(Data entries for graphics)
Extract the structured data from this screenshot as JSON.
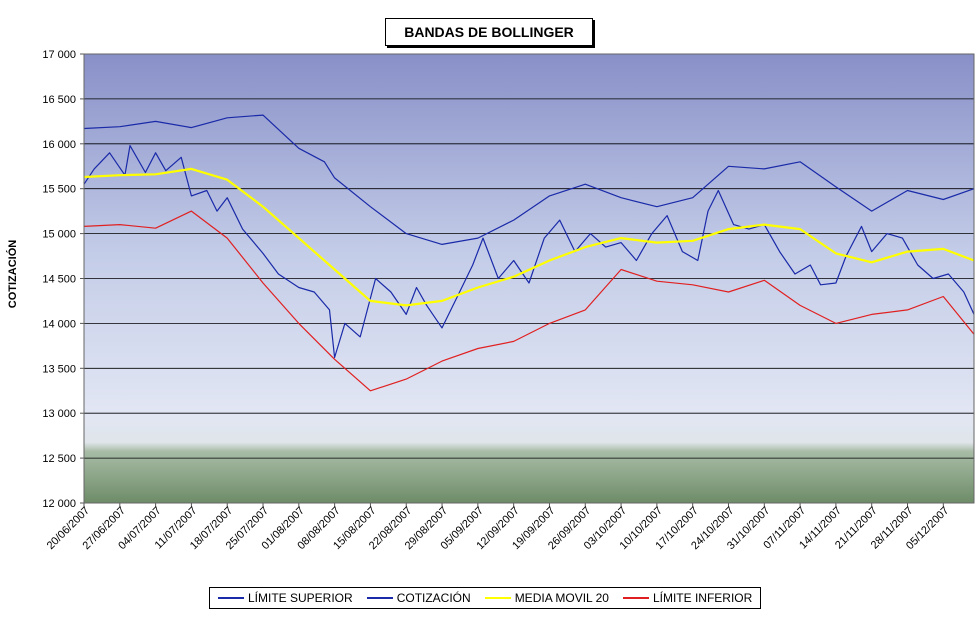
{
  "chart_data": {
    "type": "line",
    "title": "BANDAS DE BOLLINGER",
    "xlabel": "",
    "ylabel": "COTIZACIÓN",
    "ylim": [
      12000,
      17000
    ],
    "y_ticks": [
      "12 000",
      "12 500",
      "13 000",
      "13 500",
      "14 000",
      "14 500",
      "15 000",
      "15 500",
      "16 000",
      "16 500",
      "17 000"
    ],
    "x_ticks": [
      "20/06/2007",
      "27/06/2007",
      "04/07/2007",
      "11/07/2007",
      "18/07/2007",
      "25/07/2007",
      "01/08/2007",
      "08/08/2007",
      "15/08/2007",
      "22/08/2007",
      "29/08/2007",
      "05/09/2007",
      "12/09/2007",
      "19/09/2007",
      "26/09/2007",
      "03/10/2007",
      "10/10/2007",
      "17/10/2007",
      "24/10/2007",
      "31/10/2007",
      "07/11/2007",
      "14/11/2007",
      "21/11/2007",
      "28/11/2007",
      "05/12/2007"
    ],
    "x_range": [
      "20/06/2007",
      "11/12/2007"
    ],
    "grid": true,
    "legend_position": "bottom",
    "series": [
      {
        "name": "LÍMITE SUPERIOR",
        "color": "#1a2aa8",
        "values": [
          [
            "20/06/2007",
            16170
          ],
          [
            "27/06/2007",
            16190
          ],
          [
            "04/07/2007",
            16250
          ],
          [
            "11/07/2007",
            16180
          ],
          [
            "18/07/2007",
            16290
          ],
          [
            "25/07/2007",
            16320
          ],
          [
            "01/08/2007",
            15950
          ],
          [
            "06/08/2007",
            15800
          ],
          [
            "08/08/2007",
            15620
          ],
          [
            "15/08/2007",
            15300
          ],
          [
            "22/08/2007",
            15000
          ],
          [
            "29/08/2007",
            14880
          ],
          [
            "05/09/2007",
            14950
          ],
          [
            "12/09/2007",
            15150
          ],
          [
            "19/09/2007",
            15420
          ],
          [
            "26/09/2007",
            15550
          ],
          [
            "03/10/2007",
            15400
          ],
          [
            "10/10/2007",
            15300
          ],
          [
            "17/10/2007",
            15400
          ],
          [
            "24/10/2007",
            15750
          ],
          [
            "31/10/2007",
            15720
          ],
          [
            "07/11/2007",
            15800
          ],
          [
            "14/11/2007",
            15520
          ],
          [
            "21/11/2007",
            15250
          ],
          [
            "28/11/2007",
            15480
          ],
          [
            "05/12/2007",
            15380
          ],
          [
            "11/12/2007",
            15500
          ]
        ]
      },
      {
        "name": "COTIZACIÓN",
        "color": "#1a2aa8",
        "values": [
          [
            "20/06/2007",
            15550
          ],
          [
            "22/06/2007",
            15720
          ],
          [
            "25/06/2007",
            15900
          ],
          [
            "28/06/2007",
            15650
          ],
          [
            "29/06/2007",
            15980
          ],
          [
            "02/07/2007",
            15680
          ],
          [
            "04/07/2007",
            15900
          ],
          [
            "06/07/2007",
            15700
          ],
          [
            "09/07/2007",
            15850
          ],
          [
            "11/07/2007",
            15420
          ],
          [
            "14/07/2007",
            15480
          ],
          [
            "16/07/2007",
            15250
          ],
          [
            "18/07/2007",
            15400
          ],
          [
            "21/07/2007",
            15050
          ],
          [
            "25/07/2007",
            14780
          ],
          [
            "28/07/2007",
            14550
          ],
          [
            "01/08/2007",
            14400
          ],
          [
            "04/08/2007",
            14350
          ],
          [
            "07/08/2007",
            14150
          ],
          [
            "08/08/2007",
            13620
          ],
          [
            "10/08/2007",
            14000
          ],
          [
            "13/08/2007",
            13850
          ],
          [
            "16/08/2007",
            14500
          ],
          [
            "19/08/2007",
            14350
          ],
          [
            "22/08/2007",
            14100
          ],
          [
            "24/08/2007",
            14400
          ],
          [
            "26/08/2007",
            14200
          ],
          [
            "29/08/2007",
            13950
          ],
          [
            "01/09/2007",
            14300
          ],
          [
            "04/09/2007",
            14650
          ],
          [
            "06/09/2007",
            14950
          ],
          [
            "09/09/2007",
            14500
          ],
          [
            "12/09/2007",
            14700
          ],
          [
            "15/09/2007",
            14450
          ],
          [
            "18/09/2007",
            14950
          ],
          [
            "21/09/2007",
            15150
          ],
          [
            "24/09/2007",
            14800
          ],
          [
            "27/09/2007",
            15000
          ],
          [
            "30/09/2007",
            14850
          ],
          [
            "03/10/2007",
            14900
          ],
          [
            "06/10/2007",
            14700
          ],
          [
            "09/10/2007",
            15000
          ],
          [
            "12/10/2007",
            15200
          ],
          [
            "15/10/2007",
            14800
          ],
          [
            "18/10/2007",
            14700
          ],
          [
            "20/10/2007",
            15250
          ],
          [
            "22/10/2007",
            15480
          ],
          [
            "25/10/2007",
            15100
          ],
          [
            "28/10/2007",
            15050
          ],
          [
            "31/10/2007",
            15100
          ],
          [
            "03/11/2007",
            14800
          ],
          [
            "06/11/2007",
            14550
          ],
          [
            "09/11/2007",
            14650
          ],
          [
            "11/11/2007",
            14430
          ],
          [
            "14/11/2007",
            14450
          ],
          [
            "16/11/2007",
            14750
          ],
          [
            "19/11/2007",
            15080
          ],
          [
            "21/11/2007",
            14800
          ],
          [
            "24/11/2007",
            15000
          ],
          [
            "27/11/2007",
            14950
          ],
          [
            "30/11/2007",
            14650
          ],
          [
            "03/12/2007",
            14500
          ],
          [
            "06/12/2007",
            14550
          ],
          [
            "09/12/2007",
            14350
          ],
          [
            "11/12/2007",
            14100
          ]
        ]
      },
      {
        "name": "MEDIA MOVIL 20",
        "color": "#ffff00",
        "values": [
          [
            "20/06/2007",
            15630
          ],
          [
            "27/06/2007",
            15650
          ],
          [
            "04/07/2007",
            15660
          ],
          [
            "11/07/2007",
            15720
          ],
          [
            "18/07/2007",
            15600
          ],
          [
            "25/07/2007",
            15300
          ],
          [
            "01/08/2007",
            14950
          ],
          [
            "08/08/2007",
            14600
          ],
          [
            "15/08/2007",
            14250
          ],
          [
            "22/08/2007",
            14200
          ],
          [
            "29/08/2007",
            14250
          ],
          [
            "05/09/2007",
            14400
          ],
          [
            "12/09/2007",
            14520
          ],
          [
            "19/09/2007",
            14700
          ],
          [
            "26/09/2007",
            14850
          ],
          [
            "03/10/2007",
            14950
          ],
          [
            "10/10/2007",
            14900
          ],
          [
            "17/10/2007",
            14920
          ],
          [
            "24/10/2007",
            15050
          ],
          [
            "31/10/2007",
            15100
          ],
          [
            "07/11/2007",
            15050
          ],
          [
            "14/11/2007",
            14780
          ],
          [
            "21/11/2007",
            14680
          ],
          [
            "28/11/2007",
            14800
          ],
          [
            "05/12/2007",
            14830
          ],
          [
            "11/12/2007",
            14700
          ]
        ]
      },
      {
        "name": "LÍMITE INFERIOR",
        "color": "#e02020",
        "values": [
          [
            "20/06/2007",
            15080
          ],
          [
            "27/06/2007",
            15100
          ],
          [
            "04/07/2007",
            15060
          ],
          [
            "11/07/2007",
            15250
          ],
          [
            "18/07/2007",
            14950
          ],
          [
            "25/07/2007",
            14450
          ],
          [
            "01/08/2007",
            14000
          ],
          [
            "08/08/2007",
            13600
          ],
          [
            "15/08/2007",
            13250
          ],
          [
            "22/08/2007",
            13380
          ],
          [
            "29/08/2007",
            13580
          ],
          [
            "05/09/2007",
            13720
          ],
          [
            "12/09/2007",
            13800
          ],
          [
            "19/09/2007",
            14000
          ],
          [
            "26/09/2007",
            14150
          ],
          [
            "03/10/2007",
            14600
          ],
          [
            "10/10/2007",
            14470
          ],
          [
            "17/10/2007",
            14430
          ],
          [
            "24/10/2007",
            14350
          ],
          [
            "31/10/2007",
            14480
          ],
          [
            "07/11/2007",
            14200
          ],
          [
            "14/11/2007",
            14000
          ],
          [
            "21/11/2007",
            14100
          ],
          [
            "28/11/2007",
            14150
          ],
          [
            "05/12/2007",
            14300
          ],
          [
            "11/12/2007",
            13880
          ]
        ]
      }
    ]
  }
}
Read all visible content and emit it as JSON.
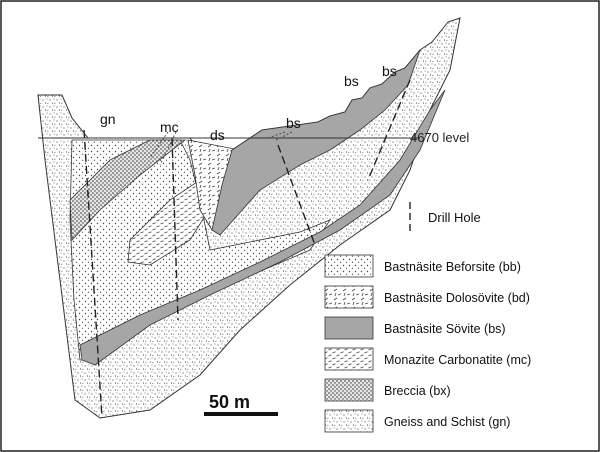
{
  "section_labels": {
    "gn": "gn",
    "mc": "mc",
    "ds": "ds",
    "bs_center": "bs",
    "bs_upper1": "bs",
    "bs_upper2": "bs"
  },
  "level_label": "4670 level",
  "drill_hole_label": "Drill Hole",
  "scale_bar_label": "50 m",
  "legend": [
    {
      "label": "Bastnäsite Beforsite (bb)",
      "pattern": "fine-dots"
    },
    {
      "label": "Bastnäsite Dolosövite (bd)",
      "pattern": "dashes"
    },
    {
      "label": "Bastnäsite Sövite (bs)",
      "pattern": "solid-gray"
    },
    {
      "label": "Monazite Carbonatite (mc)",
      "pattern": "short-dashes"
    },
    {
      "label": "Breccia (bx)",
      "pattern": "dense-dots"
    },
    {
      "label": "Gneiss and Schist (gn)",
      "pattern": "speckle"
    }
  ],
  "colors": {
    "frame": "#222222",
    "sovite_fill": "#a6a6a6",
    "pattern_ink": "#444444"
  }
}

• The request
Find the line containing "Read all visible content and emit it as JSON." in the listing above. Restate it and every line after it, word for word, through the final line, leaving out the pictures.

• Expected answer
Read all visible content and emit it as JSON.
{
  "section_labels": {
    "gn": "gn",
    "mc": "mc",
    "ds": "ds",
    "bs_center": "bs",
    "bs_upper1": "bs",
    "bs_upper2": "bs"
  },
  "level_label": "4670 level",
  "drill_hole_label": "Drill Hole",
  "scale_bar_label": "50 m",
  "legend": [
    {
      "label": "Bastnäsite Beforsite (bb)",
      "pattern": "fine-dots"
    },
    {
      "label": "Bastnäsite Dolosövite (bd)",
      "pattern": "dashes"
    },
    {
      "label": "Bastnäsite Sövite (bs)",
      "pattern": "solid-gray"
    },
    {
      "label": "Monazite Carbonatite (mc)",
      "pattern": "short-dashes"
    },
    {
      "label": "Breccia (bx)",
      "pattern": "dense-dots"
    },
    {
      "label": "Gneiss and Schist (gn)",
      "pattern": "speckle"
    }
  ],
  "colors": {
    "frame": "#222222",
    "sovite_fill": "#a6a6a6",
    "pattern_ink": "#444444"
  }
}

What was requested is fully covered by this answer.